> **Requirement**
Would you transcribe the listing that follows, character for character, and omit its images?

> **Rows**

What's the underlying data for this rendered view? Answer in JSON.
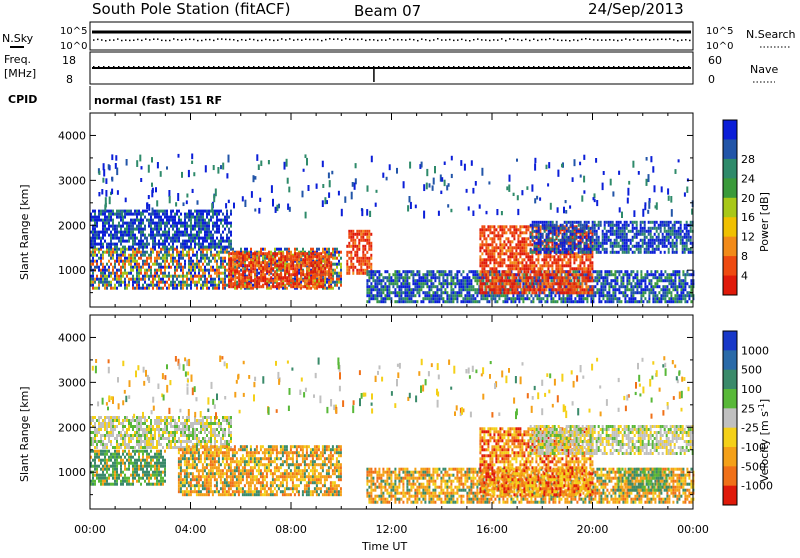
{
  "header": {
    "station": "South Pole Station (fitACF)",
    "beam": "Beam 07",
    "date": "24/Sep/2013"
  },
  "sky_panel": {
    "left_label": "N.Sky",
    "right_label": "N.Search",
    "left_ticks": [
      "10^5",
      "10^0"
    ],
    "right_ticks": [
      "10^5",
      "10^0"
    ]
  },
  "freq_panel": {
    "left_label_line1": "Freq.",
    "left_label_line2": "[MHz]",
    "left_ticks": [
      "18",
      "8"
    ],
    "right_label": "Nave",
    "right_ticks": [
      "60",
      "0"
    ]
  },
  "cpid": {
    "label": "CPID",
    "text": "normal (fast) 151 RF"
  },
  "chart_data": [
    {
      "type": "heatmap",
      "title": "Power",
      "ylabel": "Slant Range [km]",
      "xlabel": "Time UT",
      "x_range": [
        "00:00",
        "24:00"
      ],
      "ylim": [
        180,
        4500
      ],
      "x_ticks": [
        "00:00",
        "04:00",
        "08:00",
        "12:00",
        "16:00",
        "20:00",
        "00:00"
      ],
      "y_ticks": [
        1000,
        2000,
        3000,
        4000
      ],
      "colorbar_label": "Power [dB]",
      "colorbar_ticks": [
        "4",
        "8",
        "12",
        "16",
        "20",
        "24",
        "28"
      ],
      "colorbar_colors": [
        "#0b1ed8",
        "#2255a8",
        "#2e8a6a",
        "#3a9a3a",
        "#a8c818",
        "#f0c000",
        "#f28a18",
        "#ee4a10",
        "#e01a0a"
      ],
      "echo_regions": [
        {
          "t0": 0.0,
          "t1": 10.0,
          "r0": 600,
          "r1": 1500,
          "level": "moderate-high"
        },
        {
          "t0": 5.5,
          "t1": 9.6,
          "r0": 650,
          "r1": 1400,
          "level": "high"
        },
        {
          "t0": 0.0,
          "t1": 5.6,
          "r0": 1500,
          "r1": 2350,
          "level": "low"
        },
        {
          "t0": 10.2,
          "t1": 11.2,
          "r0": 900,
          "r1": 1900,
          "level": "high"
        },
        {
          "t0": 11.0,
          "t1": 24.0,
          "r0": 300,
          "r1": 1000,
          "level": "low-moderate"
        },
        {
          "t0": 15.5,
          "t1": 20.0,
          "r0": 500,
          "r1": 2000,
          "level": "high"
        },
        {
          "t0": 17.5,
          "t1": 24.0,
          "r0": 1400,
          "r1": 2100,
          "level": "low"
        }
      ]
    },
    {
      "type": "heatmap",
      "title": "Velocity",
      "ylabel": "Slant Range [km]",
      "xlabel": "Time UT",
      "x_range": [
        "00:00",
        "24:00"
      ],
      "ylim": [
        180,
        4500
      ],
      "x_ticks": [
        "00:00",
        "04:00",
        "08:00",
        "12:00",
        "16:00",
        "20:00",
        "00:00"
      ],
      "y_ticks": [
        1000,
        2000,
        3000,
        4000
      ],
      "colorbar_label": "Velocity [m s^-1]",
      "colorbar_ticks": [
        "1000",
        "500",
        "100",
        "25",
        "-25",
        "-100",
        "-500",
        "-1000"
      ],
      "colorbar_colors": [
        "#1838c8",
        "#2a6aa8",
        "#3a8a6a",
        "#58b838",
        "#c0c0c0",
        "#f4d018",
        "#f4a018",
        "#f07018",
        "#e01a0a"
      ],
      "echo_regions": [
        {
          "t0": 0.0,
          "t1": 3.0,
          "r0": 700,
          "r1": 1500,
          "velocity": -20,
          "note": "green"
        },
        {
          "t0": 0.0,
          "t1": 5.6,
          "r0": 1550,
          "r1": 2250,
          "velocity": 0,
          "note": "grey"
        },
        {
          "t0": 3.5,
          "t1": 10.0,
          "r0": 500,
          "r1": 1600,
          "velocity": -250
        },
        {
          "t0": 11.0,
          "t1": 24.0,
          "r0": 300,
          "r1": 1100,
          "velocity": -250
        },
        {
          "t0": 15.5,
          "t1": 20.0,
          "r0": 500,
          "r1": 2000,
          "velocity": -400
        },
        {
          "t0": 17.5,
          "t1": 24.0,
          "r0": 1400,
          "r1": 2050,
          "velocity": 0,
          "note": "grey"
        },
        {
          "t0": 21.0,
          "t1": 23.0,
          "r0": 600,
          "r1": 1100,
          "velocity": 200,
          "note": "green"
        }
      ]
    }
  ]
}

> **Answer to this exercise**
What's the underlying data for this rendered view? Answer in JSON.
{
  "header": {
    "station": "South Pole Station (fitACF)",
    "beam": "Beam 07",
    "date": "24/Sep/2013"
  },
  "sky_panel": {
    "left_label": "N.Sky",
    "right_label": "N.Search",
    "left_ticks": [
      "10^5",
      "10^0"
    ],
    "right_ticks": [
      "10^5",
      "10^0"
    ]
  },
  "freq_panel": {
    "left_label_line1": "Freq.",
    "left_label_line2": "[MHz]",
    "left_ticks": [
      "18",
      "8"
    ],
    "right_label": "Nave",
    "right_ticks": [
      "60",
      "0"
    ]
  },
  "cpid": {
    "label": "CPID",
    "text": "normal (fast) 151 RF"
  },
  "chart_data": [
    {
      "type": "heatmap",
      "title": "Power",
      "ylabel": "Slant Range [km]",
      "xlabel": "Time UT",
      "x_range": [
        "00:00",
        "24:00"
      ],
      "ylim": [
        180,
        4500
      ],
      "x_ticks": [
        "00:00",
        "04:00",
        "08:00",
        "12:00",
        "16:00",
        "20:00",
        "00:00"
      ],
      "y_ticks": [
        1000,
        2000,
        3000,
        4000
      ],
      "colorbar_label": "Power [dB]",
      "colorbar_ticks": [
        "4",
        "8",
        "12",
        "16",
        "20",
        "24",
        "28"
      ],
      "colorbar_colors": [
        "#0b1ed8",
        "#2255a8",
        "#2e8a6a",
        "#3a9a3a",
        "#a8c818",
        "#f0c000",
        "#f28a18",
        "#ee4a10",
        "#e01a0a"
      ],
      "echo_regions": [
        {
          "t0": 0.0,
          "t1": 10.0,
          "r0": 600,
          "r1": 1500,
          "level": "moderate-high"
        },
        {
          "t0": 5.5,
          "t1": 9.6,
          "r0": 650,
          "r1": 1400,
          "level": "high"
        },
        {
          "t0": 0.0,
          "t1": 5.6,
          "r0": 1500,
          "r1": 2350,
          "level": "low"
        },
        {
          "t0": 10.2,
          "t1": 11.2,
          "r0": 900,
          "r1": 1900,
          "level": "high"
        },
        {
          "t0": 11.0,
          "t1": 24.0,
          "r0": 300,
          "r1": 1000,
          "level": "low-moderate"
        },
        {
          "t0": 15.5,
          "t1": 20.0,
          "r0": 500,
          "r1": 2000,
          "level": "high"
        },
        {
          "t0": 17.5,
          "t1": 24.0,
          "r0": 1400,
          "r1": 2100,
          "level": "low"
        }
      ]
    },
    {
      "type": "heatmap",
      "title": "Velocity",
      "ylabel": "Slant Range [km]",
      "xlabel": "Time UT",
      "x_range": [
        "00:00",
        "24:00"
      ],
      "ylim": [
        180,
        4500
      ],
      "x_ticks": [
        "00:00",
        "04:00",
        "08:00",
        "12:00",
        "16:00",
        "20:00",
        "00:00"
      ],
      "y_ticks": [
        1000,
        2000,
        3000,
        4000
      ],
      "colorbar_label": "Velocity [m s^-1]",
      "colorbar_ticks": [
        "1000",
        "500",
        "100",
        "25",
        "-25",
        "-100",
        "-500",
        "-1000"
      ],
      "colorbar_colors": [
        "#1838c8",
        "#2a6aa8",
        "#3a8a6a",
        "#58b838",
        "#c0c0c0",
        "#f4d018",
        "#f4a018",
        "#f07018",
        "#e01a0a"
      ],
      "echo_regions": [
        {
          "t0": 0.0,
          "t1": 3.0,
          "r0": 700,
          "r1": 1500,
          "velocity": -20,
          "note": "green"
        },
        {
          "t0": 0.0,
          "t1": 5.6,
          "r0": 1550,
          "r1": 2250,
          "velocity": 0,
          "note": "grey"
        },
        {
          "t0": 3.5,
          "t1": 10.0,
          "r0": 500,
          "r1": 1600,
          "velocity": -250
        },
        {
          "t0": 11.0,
          "t1": 24.0,
          "r0": 300,
          "r1": 1100,
          "velocity": -250
        },
        {
          "t0": 15.5,
          "t1": 20.0,
          "r0": 500,
          "r1": 2000,
          "velocity": -400
        },
        {
          "t0": 17.5,
          "t1": 24.0,
          "r0": 1400,
          "r1": 2050,
          "velocity": 0,
          "note": "grey"
        },
        {
          "t0": 21.0,
          "t1": 23.0,
          "r0": 600,
          "r1": 1100,
          "velocity": 200,
          "note": "green"
        }
      ]
    }
  ]
}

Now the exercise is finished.